Requirements |
Lines containing the word "Environment" should be extracted in full.

··· Data for this exercise

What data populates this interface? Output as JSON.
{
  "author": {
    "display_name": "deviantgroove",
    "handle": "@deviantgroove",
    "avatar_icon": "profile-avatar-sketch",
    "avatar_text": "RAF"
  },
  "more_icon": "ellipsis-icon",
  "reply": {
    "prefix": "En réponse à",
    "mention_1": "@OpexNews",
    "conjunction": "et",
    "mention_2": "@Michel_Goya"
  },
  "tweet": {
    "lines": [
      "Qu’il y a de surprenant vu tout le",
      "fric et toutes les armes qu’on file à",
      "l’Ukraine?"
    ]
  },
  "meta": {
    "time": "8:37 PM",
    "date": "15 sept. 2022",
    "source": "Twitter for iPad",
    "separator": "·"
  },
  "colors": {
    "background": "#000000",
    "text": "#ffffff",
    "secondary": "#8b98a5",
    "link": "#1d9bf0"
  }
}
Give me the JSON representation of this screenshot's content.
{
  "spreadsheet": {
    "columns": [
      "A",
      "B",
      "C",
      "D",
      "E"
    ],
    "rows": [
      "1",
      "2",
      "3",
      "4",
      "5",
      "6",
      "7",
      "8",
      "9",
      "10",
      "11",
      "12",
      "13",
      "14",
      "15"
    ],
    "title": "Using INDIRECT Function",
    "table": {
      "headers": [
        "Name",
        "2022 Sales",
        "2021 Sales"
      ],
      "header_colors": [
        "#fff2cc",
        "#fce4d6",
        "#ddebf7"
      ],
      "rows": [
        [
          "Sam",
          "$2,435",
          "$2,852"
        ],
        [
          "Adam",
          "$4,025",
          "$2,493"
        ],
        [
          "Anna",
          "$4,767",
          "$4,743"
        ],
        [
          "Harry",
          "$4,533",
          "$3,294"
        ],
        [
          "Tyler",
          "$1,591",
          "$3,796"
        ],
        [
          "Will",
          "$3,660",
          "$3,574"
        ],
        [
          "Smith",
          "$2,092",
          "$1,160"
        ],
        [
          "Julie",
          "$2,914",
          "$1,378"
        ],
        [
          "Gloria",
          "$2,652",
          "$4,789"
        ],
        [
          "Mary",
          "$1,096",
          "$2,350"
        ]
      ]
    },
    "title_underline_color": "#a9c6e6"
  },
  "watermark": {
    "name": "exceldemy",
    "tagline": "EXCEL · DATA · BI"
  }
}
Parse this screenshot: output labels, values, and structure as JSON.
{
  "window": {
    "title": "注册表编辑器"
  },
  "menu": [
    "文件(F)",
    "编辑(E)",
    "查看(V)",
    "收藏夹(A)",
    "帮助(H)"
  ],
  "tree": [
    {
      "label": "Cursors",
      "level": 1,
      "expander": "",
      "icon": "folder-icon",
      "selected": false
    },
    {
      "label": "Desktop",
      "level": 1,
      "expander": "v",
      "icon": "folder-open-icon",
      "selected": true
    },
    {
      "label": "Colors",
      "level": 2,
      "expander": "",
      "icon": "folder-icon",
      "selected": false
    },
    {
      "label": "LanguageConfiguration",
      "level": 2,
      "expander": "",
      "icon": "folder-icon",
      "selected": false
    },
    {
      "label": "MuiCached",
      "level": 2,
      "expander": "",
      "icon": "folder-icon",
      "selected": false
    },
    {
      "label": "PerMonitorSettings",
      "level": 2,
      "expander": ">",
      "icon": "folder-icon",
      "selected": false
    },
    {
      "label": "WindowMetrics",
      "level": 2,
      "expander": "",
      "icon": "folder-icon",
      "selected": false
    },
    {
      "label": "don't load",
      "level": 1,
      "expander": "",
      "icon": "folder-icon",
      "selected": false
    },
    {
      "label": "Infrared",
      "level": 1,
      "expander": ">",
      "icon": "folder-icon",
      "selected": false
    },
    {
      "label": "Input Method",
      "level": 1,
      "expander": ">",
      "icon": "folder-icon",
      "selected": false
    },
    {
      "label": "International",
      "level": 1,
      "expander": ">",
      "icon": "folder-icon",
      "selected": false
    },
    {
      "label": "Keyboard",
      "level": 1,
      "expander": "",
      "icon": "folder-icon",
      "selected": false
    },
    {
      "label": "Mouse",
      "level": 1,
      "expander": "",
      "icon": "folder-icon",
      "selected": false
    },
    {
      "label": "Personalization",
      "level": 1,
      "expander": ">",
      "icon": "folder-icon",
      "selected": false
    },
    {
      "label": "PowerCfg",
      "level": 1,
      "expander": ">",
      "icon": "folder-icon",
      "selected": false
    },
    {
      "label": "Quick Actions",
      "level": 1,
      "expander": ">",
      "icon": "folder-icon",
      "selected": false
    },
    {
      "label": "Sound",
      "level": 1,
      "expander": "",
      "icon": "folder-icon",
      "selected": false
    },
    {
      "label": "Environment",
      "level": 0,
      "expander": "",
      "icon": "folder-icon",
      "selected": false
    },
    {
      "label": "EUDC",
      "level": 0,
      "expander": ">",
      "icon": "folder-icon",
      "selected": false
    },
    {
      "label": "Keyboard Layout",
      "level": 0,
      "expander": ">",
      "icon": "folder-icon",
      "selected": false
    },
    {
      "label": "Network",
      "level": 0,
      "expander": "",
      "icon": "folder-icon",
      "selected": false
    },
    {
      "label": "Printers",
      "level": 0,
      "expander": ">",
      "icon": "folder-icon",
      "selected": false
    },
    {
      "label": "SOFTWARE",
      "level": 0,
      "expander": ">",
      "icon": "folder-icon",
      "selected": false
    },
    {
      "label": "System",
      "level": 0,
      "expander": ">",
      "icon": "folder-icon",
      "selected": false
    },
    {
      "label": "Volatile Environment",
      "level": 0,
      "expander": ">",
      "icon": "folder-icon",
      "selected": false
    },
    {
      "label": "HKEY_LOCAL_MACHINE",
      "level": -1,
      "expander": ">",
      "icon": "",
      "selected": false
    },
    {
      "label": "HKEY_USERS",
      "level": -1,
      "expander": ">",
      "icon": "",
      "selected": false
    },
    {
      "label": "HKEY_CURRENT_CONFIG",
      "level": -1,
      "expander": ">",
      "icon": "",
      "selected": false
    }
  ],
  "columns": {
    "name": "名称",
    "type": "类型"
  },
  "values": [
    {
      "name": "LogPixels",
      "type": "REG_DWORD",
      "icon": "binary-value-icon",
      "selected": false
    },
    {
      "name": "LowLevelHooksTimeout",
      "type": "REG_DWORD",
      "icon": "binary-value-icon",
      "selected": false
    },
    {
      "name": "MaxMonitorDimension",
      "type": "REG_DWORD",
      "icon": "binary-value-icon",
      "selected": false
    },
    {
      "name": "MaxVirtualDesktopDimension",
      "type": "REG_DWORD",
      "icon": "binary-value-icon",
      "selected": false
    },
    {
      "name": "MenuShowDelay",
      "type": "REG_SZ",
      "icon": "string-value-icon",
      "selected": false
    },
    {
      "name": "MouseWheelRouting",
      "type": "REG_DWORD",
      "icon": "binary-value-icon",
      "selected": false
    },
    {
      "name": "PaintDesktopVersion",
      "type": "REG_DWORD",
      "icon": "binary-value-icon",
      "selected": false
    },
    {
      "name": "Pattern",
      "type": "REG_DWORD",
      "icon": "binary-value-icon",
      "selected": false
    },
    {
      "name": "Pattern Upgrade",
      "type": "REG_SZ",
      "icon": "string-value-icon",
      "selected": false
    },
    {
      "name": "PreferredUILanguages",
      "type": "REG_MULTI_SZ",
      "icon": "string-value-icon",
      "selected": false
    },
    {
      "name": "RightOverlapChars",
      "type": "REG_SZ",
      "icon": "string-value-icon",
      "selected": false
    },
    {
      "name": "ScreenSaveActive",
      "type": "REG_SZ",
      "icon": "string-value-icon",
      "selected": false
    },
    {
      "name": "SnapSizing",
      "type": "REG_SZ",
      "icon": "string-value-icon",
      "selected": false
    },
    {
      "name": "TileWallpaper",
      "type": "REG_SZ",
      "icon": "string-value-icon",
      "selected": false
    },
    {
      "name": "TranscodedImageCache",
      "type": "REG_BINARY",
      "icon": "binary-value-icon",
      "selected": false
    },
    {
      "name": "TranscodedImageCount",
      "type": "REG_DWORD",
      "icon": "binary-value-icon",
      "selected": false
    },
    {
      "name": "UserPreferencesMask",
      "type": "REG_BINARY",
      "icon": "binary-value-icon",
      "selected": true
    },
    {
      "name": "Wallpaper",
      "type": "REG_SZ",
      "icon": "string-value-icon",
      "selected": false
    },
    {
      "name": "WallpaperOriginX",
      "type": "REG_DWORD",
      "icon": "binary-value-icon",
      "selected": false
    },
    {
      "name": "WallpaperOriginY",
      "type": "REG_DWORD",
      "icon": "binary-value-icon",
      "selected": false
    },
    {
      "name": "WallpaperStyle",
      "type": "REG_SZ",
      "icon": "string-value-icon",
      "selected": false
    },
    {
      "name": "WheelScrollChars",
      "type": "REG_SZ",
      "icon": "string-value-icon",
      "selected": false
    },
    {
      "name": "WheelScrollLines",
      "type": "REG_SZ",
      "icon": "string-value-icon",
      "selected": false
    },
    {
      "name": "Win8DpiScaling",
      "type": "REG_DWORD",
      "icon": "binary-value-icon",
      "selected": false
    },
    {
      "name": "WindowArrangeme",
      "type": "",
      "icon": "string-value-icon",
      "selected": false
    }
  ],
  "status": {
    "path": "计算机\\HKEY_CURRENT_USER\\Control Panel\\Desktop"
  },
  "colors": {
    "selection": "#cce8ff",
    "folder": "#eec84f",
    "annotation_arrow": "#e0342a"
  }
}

······

Output of the exercise |
      "label": "Environment",
      "label": "Volatile Environment",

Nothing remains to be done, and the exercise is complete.